Request:
Read through the data and report every line in which the word "shared" occurs.

— START Extracted entries —

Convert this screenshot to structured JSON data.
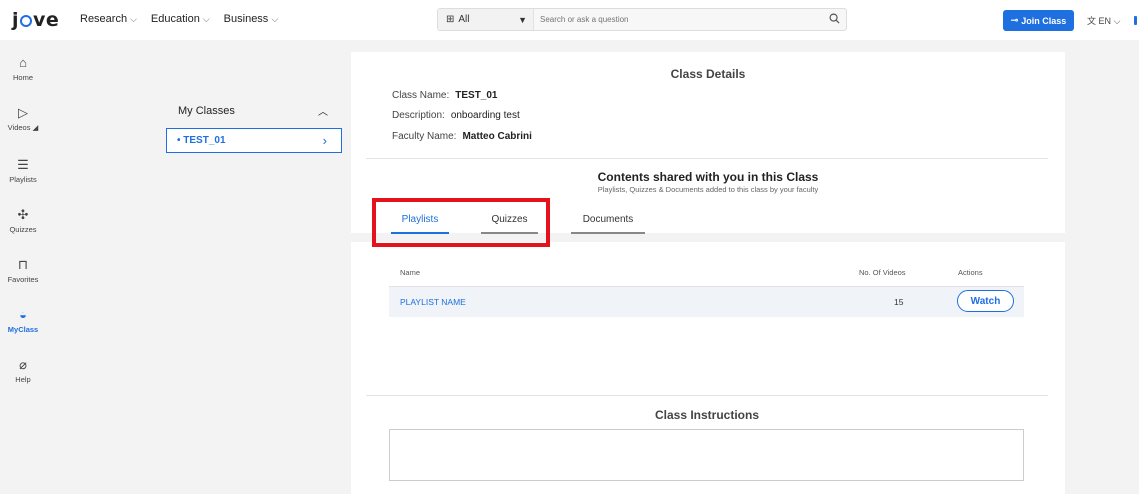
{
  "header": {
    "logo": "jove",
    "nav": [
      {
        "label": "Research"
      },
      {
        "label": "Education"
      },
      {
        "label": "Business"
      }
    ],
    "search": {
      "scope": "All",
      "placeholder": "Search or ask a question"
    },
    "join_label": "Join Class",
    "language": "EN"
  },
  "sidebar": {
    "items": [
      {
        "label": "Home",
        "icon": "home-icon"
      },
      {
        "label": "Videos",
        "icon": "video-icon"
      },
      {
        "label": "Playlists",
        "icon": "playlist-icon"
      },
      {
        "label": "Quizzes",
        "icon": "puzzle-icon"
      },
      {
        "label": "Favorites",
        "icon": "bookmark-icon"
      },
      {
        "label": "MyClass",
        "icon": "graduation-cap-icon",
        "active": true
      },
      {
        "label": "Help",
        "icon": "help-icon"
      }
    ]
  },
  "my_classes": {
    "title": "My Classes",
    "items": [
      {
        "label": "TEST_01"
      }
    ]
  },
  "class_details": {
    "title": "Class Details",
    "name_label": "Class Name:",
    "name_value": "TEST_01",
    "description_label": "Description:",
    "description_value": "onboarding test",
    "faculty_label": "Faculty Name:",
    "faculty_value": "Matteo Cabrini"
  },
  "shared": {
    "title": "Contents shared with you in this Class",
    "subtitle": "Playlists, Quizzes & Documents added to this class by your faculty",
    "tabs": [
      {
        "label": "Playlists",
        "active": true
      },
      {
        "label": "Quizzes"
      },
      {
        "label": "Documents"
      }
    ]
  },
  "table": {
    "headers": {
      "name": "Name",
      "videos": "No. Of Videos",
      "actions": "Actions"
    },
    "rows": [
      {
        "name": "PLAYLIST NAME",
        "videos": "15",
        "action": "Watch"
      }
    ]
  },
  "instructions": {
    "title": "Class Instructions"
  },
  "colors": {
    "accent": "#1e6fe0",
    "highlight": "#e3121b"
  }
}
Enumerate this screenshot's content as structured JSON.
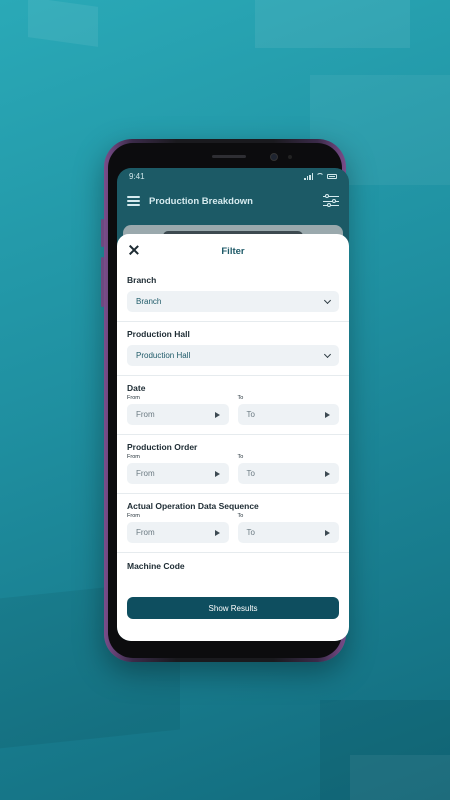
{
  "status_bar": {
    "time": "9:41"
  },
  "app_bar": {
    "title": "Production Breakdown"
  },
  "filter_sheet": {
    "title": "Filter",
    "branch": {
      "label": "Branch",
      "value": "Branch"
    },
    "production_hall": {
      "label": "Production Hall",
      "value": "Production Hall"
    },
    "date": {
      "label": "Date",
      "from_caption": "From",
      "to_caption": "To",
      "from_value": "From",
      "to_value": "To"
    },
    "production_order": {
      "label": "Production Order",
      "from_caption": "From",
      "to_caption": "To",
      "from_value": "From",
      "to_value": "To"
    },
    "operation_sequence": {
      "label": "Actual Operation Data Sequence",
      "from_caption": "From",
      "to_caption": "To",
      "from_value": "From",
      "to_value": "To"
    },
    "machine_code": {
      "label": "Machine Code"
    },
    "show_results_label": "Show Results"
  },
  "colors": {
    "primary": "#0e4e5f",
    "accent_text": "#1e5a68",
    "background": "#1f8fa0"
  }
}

— END Extracted entries —

Exercise response:
  "shared": {
    "title": "Contents shared with you in this Class",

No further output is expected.